*Data for this exercise:*
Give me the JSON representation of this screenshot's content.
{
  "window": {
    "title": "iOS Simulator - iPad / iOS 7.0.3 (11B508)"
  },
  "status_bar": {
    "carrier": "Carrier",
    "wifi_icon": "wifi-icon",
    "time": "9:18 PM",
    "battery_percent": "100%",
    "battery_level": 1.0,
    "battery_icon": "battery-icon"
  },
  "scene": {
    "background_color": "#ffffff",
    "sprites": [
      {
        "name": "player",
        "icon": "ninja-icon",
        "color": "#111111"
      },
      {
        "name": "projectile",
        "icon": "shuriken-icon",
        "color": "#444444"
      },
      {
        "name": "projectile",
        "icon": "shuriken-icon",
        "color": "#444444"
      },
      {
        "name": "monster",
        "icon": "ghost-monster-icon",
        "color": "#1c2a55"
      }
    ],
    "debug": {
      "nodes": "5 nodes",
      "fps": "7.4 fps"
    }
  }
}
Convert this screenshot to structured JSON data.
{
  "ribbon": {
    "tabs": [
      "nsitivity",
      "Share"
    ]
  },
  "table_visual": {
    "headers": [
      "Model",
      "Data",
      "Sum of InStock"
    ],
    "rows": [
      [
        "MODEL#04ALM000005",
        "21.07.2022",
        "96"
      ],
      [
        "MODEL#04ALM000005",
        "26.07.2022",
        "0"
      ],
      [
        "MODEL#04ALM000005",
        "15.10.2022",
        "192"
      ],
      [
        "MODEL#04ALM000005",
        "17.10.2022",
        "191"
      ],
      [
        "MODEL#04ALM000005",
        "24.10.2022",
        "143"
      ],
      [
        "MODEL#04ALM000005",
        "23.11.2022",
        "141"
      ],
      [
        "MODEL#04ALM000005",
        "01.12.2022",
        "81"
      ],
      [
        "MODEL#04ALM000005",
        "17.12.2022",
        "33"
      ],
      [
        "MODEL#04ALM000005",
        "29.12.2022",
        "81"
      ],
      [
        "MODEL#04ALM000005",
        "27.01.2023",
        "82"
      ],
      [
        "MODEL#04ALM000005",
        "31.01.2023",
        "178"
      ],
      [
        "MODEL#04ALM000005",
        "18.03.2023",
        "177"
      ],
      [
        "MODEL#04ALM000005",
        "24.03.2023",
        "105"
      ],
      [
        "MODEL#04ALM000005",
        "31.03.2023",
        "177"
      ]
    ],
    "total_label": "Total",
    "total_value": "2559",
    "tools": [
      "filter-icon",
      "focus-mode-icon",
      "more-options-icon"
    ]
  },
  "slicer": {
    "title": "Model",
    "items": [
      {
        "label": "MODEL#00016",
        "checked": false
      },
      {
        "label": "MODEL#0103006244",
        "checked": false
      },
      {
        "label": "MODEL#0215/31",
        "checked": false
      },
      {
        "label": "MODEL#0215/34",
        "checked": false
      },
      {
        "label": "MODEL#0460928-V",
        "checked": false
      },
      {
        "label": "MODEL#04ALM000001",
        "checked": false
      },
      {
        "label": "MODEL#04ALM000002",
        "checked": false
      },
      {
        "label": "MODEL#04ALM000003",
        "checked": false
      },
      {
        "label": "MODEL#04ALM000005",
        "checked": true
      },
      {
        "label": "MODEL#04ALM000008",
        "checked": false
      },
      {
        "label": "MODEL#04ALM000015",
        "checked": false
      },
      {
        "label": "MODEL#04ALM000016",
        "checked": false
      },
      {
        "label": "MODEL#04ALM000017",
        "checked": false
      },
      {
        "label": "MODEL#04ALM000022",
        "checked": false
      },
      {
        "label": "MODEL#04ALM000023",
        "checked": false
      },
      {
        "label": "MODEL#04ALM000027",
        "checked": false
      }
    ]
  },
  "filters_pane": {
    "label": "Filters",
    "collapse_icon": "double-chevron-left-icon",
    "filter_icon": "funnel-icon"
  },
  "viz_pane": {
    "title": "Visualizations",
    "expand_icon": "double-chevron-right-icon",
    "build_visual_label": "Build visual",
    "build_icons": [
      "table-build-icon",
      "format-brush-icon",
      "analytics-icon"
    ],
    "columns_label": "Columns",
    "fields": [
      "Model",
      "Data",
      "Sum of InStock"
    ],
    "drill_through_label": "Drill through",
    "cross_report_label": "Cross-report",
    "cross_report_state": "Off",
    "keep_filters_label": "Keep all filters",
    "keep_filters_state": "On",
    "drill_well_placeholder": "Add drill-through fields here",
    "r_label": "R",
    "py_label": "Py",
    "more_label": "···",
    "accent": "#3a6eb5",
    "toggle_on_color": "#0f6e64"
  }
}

*Given problem:* Pull out each record as written and restate it exactly.

*Worked answer:*
Give me the JSON representation of this screenshot's content.
{
  "window": {
    "title": "iOS Simulator - iPad / iOS 7.0.3 (11B508)"
  },
  "status_bar": {
    "carrier": "Carrier",
    "wifi_icon": "wifi-icon",
    "time": "9:18 PM",
    "battery_percent": "100%",
    "battery_level": 1.0,
    "battery_icon": "battery-icon"
  },
  "scene": {
    "background_color": "#ffffff",
    "sprites": [
      {
        "name": "player",
        "icon": "ninja-icon",
        "color": "#111111"
      },
      {
        "name": "projectile",
        "icon": "shuriken-icon",
        "color": "#444444"
      },
      {
        "name": "projectile",
        "icon": "shuriken-icon",
        "color": "#444444"
      },
      {
        "name": "monster",
        "icon": "ghost-monster-icon",
        "color": "#1c2a55"
      }
    ],
    "debug": {
      "nodes": "5 nodes",
      "fps": "7.4 fps"
    }
  }
}
Convert this screenshot to structured JSON data.
{
  "ribbon": {
    "tabs": [
      "nsitivity",
      "Share"
    ]
  },
  "table_visual": {
    "headers": [
      "Model",
      "Data",
      "Sum of InStock"
    ],
    "rows": [
      [
        "MODEL#04ALM000005",
        "21.07.2022",
        "96"
      ],
      [
        "MODEL#04ALM000005",
        "26.07.2022",
        "0"
      ],
      [
        "MODEL#04ALM000005",
        "15.10.2022",
        "192"
      ],
      [
        "MODEL#04ALM000005",
        "17.10.2022",
        "191"
      ],
      [
        "MODEL#04ALM000005",
        "24.10.2022",
        "143"
      ],
      [
        "MODEL#04ALM000005",
        "23.11.2022",
        "141"
      ],
      [
        "MODEL#04ALM000005",
        "01.12.2022",
        "81"
      ],
      [
        "MODEL#04ALM000005",
        "17.12.2022",
        "33"
      ],
      [
        "MODEL#04ALM000005",
        "29.12.2022",
        "81"
      ],
      [
        "MODEL#04ALM000005",
        "27.01.2023",
        "82"
      ],
      [
        "MODEL#04ALM000005",
        "31.01.2023",
        "178"
      ],
      [
        "MODEL#04ALM000005",
        "18.03.2023",
        "177"
      ],
      [
        "MODEL#04ALM000005",
        "24.03.2023",
        "105"
      ],
      [
        "MODEL#04ALM000005",
        "31.03.2023",
        "177"
      ]
    ],
    "total_label": "Total",
    "total_value": "2559",
    "tools": [
      "filter-icon",
      "focus-mode-icon",
      "more-options-icon"
    ]
  },
  "slicer": {
    "title": "Model",
    "items": [
      {
        "label": "MODEL#00016",
        "checked": false
      },
      {
        "label": "MODEL#0103006244",
        "checked": false
      },
      {
        "label": "MODEL#0215/31",
        "checked": false
      },
      {
        "label": "MODEL#0215/34",
        "checked": false
      },
      {
        "label": "MODEL#0460928-V",
        "checked": false
      },
      {
        "label": "MODEL#04ALM000001",
        "checked": false
      },
      {
        "label": "MODEL#04ALM000002",
        "checked": false
      },
      {
        "label": "MODEL#04ALM000003",
        "checked": false
      },
      {
        "label": "MODEL#04ALM000005",
        "checked": true
      },
      {
        "label": "MODEL#04ALM000008",
        "checked": false
      },
      {
        "label": "MODEL#04ALM000015",
        "checked": false
      },
      {
        "label": "MODEL#04ALM000016",
        "checked": false
      },
      {
        "label": "MODEL#04ALM000017",
        "checked": false
      },
      {
        "label": "MODEL#04ALM000022",
        "checked": false
      },
      {
        "label": "MODEL#04ALM000023",
        "checked": false
      },
      {
        "label": "MODEL#04ALM000027",
        "checked": false
      }
    ]
  },
  "filters_pane": {
    "label": "Filters",
    "collapse_icon": "double-chevron-left-icon",
    "filter_icon": "funnel-icon"
  },
  "viz_pane": {
    "title": "Visualizations",
    "expand_icon": "double-chevron-right-icon",
    "build_visual_label": "Build visual",
    "build_icons": [
      "table-build-icon",
      "format-brush-icon",
      "analytics-icon"
    ],
    "columns_label": "Columns",
    "fields": [
      "Model",
      "Data",
      "Sum of InStock"
    ],
    "drill_through_label": "Drill through",
    "cross_report_label": "Cross-report",
    "cross_report_state": "Off",
    "keep_filters_label": "Keep all filters",
    "keep_filters_state": "On",
    "drill_well_placeholder": "Add drill-through fields here",
    "r_label": "R",
    "py_label": "Py",
    "more_label": "···",
    "accent": "#3a6eb5",
    "toggle_on_color": "#0f6e64"
  }
}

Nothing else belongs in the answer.